• [Instruction] Scan the lines below for the string "KSSI" and copy every one that has it.

-- BEGIN Stored rows --

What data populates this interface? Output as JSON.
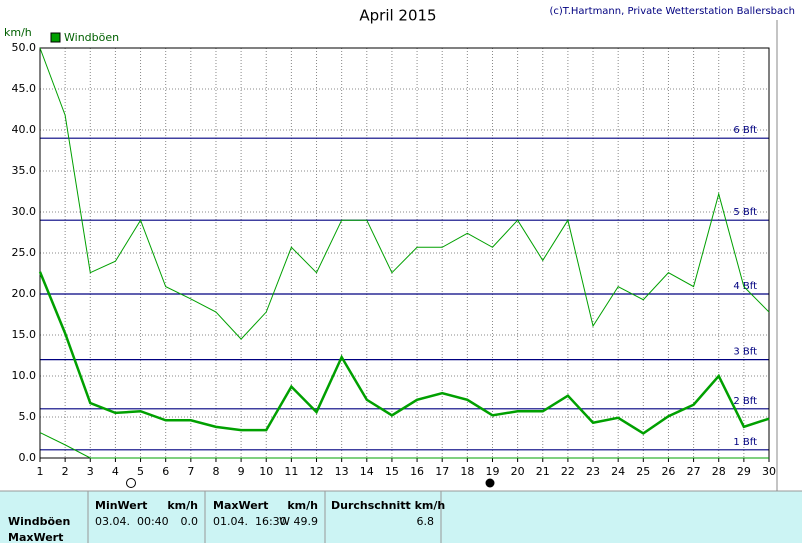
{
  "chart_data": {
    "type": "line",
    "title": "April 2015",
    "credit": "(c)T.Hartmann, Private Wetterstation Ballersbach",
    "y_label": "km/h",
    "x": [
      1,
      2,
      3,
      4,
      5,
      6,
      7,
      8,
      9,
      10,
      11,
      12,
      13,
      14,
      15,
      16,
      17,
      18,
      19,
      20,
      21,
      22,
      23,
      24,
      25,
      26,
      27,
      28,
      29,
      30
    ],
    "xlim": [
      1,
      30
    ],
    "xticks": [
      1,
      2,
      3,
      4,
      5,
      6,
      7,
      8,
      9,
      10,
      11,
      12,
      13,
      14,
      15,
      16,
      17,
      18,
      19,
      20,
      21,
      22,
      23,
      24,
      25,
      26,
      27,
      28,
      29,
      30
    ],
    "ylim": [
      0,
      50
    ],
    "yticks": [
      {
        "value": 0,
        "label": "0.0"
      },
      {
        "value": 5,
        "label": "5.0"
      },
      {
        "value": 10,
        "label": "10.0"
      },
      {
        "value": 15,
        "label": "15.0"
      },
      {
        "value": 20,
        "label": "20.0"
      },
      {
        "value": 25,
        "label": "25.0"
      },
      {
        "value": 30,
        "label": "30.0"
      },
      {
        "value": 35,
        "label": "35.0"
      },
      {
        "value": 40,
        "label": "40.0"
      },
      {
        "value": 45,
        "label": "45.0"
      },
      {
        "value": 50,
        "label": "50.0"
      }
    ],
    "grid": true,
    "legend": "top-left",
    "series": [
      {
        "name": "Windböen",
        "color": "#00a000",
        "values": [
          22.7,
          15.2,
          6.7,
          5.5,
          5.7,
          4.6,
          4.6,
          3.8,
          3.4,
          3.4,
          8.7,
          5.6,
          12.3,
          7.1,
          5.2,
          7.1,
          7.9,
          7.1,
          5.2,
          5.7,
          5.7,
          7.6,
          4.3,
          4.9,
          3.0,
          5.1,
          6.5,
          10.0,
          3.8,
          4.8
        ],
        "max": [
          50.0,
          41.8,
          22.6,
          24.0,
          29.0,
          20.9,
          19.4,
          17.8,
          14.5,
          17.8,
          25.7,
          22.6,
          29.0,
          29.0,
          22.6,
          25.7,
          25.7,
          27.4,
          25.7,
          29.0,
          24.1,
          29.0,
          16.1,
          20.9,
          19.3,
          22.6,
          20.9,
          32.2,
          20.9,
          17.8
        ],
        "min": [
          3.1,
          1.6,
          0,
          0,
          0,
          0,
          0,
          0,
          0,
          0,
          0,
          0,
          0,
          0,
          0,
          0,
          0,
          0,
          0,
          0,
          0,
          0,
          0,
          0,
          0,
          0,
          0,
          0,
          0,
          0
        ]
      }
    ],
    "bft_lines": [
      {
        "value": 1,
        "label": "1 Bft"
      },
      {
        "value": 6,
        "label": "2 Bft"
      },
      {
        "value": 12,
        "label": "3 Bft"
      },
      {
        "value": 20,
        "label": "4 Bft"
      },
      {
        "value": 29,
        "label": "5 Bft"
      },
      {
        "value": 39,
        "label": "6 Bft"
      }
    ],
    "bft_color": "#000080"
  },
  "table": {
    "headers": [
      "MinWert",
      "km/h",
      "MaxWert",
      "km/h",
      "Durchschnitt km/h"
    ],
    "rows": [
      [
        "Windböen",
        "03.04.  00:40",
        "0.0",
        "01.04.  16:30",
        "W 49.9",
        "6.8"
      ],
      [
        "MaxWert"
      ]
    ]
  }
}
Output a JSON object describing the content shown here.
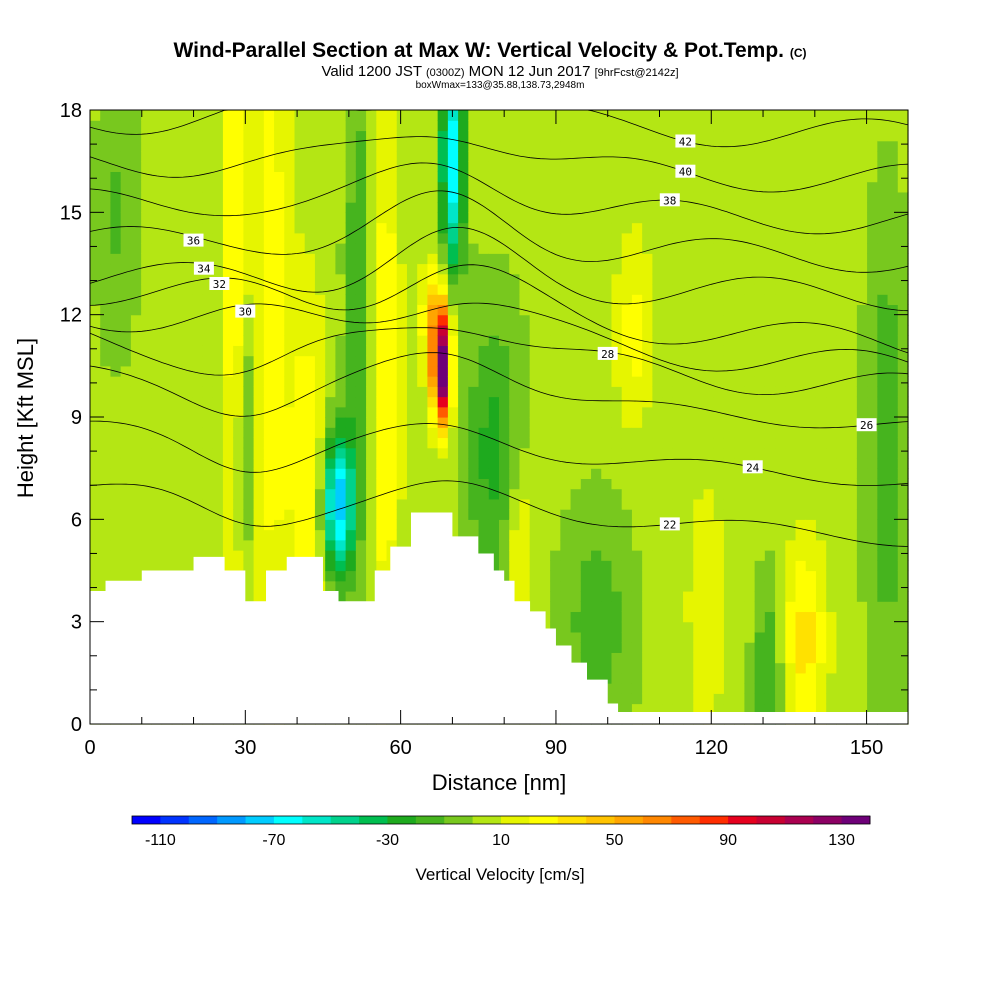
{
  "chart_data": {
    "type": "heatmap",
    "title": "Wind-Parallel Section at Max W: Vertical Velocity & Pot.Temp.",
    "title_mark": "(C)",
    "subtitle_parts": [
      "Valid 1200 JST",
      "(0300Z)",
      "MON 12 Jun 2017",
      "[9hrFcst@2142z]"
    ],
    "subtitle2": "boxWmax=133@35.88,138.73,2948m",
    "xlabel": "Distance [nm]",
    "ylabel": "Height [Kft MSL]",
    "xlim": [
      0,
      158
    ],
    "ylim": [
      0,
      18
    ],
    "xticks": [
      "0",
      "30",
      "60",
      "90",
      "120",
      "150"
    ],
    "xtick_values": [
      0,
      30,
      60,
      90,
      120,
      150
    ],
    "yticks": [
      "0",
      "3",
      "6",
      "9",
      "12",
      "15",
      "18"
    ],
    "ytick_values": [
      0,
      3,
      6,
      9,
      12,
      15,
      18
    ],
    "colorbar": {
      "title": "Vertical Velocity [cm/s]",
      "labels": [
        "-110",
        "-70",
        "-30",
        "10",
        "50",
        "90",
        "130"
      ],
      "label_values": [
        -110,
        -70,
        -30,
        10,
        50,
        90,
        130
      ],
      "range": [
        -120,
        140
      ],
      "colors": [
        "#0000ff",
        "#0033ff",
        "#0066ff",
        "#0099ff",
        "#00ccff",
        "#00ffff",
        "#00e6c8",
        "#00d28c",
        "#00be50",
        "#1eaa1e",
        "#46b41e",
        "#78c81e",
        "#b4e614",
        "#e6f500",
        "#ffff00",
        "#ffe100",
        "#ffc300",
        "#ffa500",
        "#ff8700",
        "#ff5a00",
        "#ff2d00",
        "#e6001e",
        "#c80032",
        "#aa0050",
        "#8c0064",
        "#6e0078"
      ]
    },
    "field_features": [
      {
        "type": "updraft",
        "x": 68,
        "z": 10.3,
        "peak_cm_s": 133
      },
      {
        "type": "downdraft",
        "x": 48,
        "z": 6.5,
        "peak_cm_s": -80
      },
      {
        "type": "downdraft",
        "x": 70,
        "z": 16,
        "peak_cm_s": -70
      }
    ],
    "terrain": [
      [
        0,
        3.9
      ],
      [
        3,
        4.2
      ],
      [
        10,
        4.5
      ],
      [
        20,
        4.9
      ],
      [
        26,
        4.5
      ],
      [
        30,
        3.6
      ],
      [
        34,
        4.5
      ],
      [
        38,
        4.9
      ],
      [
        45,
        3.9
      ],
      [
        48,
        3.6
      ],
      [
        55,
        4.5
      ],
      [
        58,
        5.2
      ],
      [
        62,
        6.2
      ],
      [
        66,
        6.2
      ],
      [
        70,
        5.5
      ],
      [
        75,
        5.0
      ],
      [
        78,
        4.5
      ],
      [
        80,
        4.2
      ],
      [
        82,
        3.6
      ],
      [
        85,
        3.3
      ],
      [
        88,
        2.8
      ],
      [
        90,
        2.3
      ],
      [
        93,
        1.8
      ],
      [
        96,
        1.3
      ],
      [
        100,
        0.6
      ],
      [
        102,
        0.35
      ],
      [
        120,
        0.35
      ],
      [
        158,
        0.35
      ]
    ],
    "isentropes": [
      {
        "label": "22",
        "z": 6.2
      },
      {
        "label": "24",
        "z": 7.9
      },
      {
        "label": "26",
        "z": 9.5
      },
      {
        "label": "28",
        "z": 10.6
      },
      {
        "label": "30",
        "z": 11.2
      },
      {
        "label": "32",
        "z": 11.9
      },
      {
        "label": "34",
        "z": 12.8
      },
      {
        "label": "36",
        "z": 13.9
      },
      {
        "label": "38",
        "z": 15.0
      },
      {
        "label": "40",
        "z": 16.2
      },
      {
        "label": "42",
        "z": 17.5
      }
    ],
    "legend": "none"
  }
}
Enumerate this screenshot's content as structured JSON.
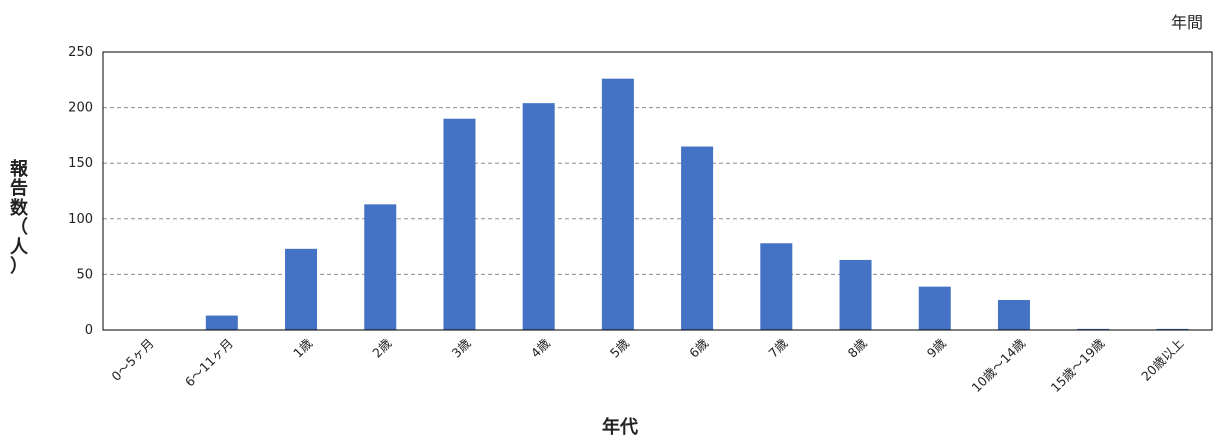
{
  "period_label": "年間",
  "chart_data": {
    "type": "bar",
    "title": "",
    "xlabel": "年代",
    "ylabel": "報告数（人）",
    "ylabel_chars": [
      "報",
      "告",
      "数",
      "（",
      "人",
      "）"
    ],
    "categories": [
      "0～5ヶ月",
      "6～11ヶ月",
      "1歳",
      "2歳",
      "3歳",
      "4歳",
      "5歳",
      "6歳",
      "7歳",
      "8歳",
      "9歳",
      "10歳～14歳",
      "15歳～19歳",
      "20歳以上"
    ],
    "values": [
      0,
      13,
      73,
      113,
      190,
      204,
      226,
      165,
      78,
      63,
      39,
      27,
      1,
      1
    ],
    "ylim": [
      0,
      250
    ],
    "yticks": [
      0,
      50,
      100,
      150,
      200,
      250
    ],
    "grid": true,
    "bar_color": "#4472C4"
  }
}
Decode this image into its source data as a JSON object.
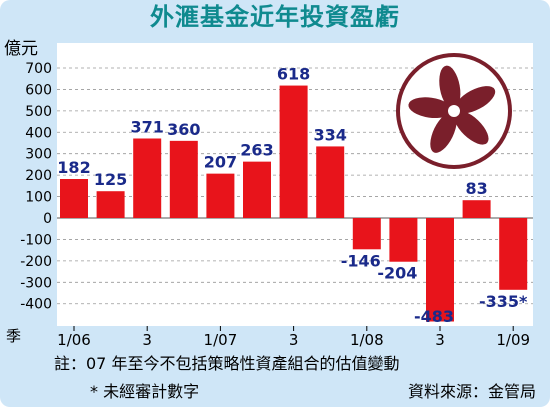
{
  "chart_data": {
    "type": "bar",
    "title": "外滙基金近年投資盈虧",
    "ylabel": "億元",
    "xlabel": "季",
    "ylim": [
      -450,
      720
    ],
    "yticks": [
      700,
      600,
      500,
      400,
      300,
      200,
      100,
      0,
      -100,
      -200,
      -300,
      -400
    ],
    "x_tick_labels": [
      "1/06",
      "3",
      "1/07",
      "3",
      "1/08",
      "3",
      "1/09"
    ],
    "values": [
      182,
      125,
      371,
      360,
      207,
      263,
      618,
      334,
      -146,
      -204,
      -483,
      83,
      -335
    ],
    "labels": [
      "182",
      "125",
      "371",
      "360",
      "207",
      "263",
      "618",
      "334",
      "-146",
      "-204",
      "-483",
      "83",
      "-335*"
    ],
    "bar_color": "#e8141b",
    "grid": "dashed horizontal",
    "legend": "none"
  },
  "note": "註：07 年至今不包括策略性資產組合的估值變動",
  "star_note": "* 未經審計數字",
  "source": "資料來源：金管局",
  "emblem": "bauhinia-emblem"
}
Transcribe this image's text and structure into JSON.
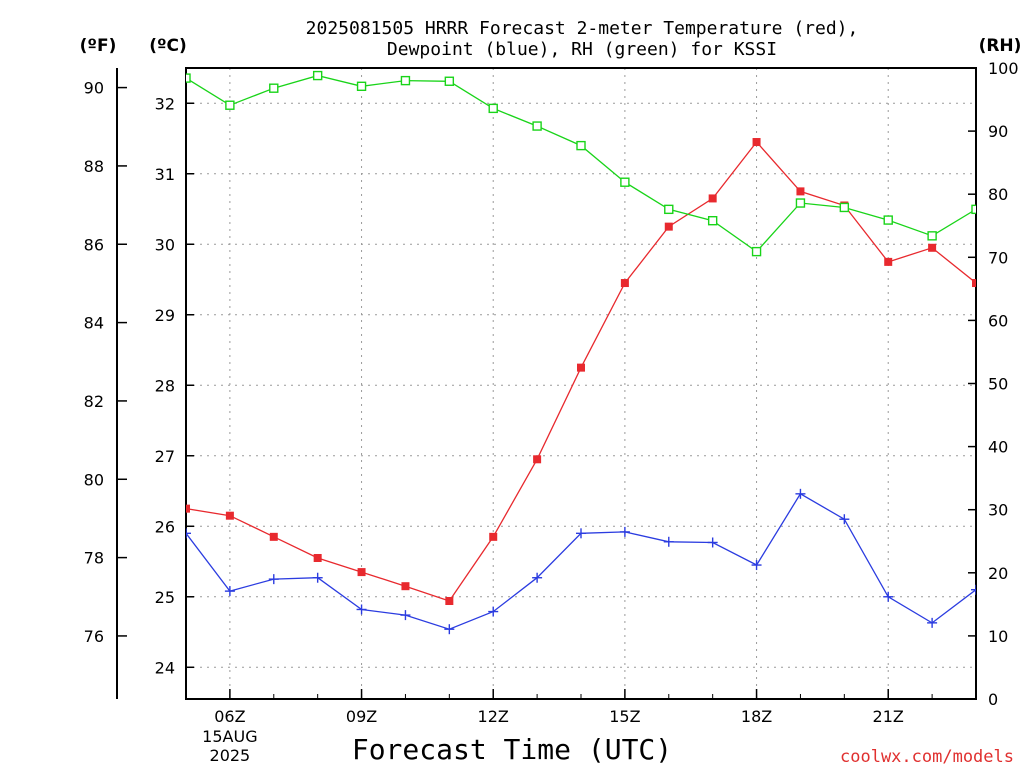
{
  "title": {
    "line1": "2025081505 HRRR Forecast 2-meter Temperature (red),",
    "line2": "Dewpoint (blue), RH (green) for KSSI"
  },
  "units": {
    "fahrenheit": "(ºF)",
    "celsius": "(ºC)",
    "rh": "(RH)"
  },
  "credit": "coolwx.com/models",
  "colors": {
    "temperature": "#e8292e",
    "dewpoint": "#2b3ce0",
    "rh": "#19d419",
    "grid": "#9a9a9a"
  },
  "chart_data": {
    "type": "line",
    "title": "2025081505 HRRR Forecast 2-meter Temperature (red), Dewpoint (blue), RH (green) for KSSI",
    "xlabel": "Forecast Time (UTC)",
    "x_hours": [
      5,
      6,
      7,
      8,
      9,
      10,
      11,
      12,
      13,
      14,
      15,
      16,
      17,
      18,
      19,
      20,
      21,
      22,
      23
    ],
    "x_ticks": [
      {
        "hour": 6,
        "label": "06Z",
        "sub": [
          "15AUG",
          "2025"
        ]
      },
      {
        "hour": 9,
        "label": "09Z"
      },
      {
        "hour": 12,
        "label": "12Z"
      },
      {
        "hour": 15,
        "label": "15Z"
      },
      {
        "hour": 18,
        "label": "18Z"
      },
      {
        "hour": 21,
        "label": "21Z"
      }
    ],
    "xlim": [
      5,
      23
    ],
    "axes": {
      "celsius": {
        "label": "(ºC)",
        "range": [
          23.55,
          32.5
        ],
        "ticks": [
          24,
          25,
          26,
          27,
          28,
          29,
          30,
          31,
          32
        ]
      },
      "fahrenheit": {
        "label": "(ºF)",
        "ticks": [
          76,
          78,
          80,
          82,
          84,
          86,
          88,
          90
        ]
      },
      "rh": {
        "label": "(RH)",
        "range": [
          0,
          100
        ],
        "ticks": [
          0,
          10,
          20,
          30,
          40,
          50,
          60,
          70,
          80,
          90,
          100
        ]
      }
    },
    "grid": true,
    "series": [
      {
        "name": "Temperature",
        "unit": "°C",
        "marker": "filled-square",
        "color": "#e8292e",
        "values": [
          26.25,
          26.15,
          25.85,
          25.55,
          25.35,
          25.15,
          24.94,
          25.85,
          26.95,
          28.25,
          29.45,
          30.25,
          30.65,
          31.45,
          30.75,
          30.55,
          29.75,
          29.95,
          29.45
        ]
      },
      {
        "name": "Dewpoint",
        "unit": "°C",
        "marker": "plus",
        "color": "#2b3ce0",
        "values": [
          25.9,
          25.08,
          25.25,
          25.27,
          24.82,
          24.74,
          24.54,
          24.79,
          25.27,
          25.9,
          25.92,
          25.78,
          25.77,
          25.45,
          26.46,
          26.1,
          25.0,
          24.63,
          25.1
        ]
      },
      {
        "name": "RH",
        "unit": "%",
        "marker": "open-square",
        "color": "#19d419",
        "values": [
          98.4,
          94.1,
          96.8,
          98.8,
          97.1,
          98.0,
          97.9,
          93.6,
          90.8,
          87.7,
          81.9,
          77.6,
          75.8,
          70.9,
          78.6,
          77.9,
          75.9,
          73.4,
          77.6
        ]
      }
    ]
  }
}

-- END Stored rows --

• [Task answer]
    "line2": "Dewpoint (blue), RH (green) for KSSI"
    "title": "2025081505 HRRR Forecast 2-meter Temperature (red), Dewpoint (blue), RH (green) for KSSI",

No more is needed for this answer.